__Tarefa A__
Liste cada valor distinto em reais mencionado na notícia sobre o aumento de capital do BRB.
__Tarefa B__
Prossiga a notícia sobre o aumento de capital do BRB a partir do ponto em que ela termina.
----- Texto do documento
LogoRecife News

BRB recebe aval de acionistas para aumentar capital em até 8,81 bilhões de reais

Banco de Brasília terá novo limite de capitalização e busca reestruturar operações após prejuízos e investigações.

22/04/2026 às 18:02
Por: Redação

Em decisão tomada nesta quarta-feira, 22, os acionistas do Banco de Brasília aprovaram a proposta de elevação do capital social da instituição financeira, cujo maior acionista é o Governo do Distrito Federal, detentor de 53,7% das ações. O projeto, aprovado em Assembleia Geral Extraordinária, prevê a emissão de ações ordinárias e preferenciais até o montante de 8,81 bilhões de reais, com cada ação sendo ofertada no mercado por 5,36 reais em subscrição privada.

 

A expectativa da diretoria do banco é que, após essa operação, o capital social do BRB passe dos atuais 2,344 bilhões de reais para um mínimo de 2,88 bilhões de reais, podendo atingir até 11,16 bilhões de reais, caso o limite autorizado seja integralmente utilizado.

 

Segundo o BRB, o objetivo do aumento de capital é garantir níveis adequados de capitalização, ampliar a capacidade de crescimento das operações e reforçar a estrutura de capital do banco, visando ao fortalecimento dos indicadores patrimoniais e prudenciais.
----------
----- Conteúdo dos dados
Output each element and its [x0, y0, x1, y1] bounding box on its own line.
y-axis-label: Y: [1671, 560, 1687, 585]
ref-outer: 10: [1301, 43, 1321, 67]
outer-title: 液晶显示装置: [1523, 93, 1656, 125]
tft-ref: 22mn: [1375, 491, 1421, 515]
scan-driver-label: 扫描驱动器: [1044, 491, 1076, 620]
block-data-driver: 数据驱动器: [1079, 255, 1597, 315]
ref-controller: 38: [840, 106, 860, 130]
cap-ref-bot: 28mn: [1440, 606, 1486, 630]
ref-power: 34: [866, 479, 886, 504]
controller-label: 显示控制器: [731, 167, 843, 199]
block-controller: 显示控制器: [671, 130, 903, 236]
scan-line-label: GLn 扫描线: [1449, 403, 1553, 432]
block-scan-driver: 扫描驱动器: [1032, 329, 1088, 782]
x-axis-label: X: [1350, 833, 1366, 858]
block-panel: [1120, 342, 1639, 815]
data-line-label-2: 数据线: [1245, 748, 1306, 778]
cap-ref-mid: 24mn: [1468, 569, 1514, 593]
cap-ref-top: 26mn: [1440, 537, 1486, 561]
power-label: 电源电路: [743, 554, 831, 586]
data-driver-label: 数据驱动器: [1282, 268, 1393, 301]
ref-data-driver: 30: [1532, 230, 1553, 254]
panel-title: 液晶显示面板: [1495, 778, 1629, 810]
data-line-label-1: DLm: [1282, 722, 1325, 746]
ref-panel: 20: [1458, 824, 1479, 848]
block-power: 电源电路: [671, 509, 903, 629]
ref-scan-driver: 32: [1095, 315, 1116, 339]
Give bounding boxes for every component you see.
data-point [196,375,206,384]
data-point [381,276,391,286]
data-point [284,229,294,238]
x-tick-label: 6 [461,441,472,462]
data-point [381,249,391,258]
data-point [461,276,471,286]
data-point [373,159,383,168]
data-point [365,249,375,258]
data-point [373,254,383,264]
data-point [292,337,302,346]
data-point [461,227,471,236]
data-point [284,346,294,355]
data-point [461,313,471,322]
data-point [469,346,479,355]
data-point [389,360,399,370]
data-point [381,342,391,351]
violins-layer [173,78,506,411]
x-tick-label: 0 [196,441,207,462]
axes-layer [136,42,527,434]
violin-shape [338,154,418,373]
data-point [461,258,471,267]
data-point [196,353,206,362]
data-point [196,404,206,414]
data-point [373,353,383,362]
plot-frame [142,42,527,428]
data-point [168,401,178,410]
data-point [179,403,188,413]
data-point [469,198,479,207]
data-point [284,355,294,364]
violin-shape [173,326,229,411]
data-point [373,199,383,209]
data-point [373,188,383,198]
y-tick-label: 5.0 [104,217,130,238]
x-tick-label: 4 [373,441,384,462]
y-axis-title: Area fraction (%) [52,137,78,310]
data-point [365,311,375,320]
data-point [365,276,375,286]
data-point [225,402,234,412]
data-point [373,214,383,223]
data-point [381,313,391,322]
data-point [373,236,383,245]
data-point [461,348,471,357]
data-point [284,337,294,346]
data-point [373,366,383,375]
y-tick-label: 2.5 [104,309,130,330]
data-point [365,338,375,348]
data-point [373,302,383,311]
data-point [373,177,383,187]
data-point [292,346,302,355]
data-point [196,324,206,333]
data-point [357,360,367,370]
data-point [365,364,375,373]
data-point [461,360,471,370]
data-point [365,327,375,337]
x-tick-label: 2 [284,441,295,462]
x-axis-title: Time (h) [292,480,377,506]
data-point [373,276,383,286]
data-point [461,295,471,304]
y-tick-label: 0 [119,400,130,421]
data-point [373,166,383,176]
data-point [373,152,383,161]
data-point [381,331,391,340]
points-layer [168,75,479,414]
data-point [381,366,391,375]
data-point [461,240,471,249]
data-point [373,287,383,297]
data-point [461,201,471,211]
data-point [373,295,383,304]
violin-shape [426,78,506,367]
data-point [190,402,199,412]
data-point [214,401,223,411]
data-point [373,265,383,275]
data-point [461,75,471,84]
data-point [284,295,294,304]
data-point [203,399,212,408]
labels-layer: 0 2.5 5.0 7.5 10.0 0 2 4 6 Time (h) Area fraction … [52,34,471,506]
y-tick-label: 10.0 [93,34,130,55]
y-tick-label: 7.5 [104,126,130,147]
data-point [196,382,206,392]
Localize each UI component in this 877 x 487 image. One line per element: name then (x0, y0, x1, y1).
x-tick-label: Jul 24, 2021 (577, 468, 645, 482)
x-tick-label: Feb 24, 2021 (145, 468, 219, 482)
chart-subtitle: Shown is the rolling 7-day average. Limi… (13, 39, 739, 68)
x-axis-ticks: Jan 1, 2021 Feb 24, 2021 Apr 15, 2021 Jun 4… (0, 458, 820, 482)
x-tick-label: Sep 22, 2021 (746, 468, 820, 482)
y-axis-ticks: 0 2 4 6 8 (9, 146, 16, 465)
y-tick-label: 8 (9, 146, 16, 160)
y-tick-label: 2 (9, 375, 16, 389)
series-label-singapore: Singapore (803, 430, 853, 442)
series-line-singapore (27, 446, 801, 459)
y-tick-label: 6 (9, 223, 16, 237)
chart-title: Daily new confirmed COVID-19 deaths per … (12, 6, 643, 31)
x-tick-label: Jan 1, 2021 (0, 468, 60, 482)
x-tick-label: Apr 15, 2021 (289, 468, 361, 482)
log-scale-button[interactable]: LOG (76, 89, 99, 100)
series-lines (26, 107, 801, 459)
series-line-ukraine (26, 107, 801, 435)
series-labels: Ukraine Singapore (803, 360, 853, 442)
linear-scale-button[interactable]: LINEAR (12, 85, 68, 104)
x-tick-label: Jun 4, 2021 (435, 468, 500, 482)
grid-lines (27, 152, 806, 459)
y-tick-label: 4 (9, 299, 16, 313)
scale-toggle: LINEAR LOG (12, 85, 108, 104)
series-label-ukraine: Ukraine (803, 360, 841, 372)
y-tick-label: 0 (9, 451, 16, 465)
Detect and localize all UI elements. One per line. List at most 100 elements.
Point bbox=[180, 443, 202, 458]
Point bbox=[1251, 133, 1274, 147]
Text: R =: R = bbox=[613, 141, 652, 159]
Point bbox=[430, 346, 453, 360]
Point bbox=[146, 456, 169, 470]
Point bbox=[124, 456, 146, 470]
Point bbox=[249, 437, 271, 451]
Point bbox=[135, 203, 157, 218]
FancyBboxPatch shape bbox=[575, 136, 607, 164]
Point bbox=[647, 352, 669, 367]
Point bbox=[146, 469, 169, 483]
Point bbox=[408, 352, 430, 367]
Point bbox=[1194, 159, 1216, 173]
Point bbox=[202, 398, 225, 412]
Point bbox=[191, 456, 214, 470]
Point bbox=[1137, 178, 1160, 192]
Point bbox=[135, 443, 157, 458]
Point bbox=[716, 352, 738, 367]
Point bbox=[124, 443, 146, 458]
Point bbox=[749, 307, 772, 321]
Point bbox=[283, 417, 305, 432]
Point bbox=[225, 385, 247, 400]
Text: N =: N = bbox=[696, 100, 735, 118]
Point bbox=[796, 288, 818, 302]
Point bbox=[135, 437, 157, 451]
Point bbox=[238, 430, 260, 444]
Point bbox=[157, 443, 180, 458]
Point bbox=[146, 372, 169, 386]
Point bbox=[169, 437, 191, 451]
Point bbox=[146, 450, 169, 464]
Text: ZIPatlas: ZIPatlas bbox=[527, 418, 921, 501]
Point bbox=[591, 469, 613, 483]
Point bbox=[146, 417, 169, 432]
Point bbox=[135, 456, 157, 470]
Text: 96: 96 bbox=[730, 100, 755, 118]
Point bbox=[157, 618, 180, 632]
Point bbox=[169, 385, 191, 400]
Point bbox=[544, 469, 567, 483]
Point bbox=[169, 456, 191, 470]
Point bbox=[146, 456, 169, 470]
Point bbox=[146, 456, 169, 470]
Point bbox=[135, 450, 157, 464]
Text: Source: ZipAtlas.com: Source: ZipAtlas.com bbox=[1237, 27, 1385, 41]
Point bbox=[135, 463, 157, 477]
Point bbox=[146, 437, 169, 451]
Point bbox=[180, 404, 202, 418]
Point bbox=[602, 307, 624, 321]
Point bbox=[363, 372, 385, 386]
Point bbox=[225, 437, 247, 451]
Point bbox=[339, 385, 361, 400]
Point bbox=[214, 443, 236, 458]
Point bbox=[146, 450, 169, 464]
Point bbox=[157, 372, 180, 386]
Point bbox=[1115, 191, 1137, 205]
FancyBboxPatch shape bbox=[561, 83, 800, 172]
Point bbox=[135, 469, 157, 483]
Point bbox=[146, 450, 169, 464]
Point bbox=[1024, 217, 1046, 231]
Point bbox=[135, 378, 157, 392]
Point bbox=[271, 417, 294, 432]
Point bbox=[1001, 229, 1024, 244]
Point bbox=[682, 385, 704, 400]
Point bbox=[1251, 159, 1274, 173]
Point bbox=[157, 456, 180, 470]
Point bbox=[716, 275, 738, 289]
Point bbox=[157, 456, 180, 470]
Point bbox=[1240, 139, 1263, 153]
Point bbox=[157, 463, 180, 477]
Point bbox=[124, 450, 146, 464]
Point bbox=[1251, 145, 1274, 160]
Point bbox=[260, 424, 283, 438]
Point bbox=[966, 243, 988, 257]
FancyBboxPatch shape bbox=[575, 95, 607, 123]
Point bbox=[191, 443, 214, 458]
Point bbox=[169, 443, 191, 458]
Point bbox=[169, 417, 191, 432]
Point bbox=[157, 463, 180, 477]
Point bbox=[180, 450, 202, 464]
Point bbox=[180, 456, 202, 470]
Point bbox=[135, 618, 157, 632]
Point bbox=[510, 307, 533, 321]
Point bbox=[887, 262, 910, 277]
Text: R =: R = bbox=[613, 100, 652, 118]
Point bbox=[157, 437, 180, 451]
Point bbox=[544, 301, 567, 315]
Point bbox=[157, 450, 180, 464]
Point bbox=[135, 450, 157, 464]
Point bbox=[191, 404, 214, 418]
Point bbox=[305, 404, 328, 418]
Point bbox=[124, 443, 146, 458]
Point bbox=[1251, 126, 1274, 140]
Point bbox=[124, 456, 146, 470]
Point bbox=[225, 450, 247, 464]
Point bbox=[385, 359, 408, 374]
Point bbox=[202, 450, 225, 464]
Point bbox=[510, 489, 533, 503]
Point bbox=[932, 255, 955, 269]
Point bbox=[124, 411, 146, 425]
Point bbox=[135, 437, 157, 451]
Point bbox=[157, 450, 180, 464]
----------
__Resposta A__
- 8,81 bilhões de reais
- 5,36 reais
- 2,344 bilhões de reais
- 2,88 bilhões de reais
- 11,16 bilhões de reais

__Resposta B__
 

Durante a assembleia, foi também autorizada a diretoria a adotar todas as providências necessárias para a concretização do aumento de capital. Além disso, foram homologadas as indicações de Nelson Antônio de Souza, atual presidente do banco, Joaquim Lima de Oliveira e Sergio Iunes Brito para integrarem o Conselho de Administração.

 

Desdobramentos de crise institucional e operação financeira

 

O Banco de Brasília vive o que é considerado o maior período de crise institucional de sua trajetória, iniciada em 1964. A primeira fase da Operação Compliance Zero, deflagrada pela Polícia Federal em novembro de 2025, revelou um esquema de fraudes financeiras que resultou em prejuízo bilionário ao BRB após a compra de créditos do Banco Master.

 

O dono do Banco Master, Daniel Vorcaro, está preso desde o início de março de 2026. As investigações conduziram ao afastamento e à prisão do ex-presidente do BRB, Paulo Henrique Costa, também conhecido como PHC, acusado de envolvimento em crimes financeiros, corrupção, lavagem de dinheiro e formação de organização criminosa.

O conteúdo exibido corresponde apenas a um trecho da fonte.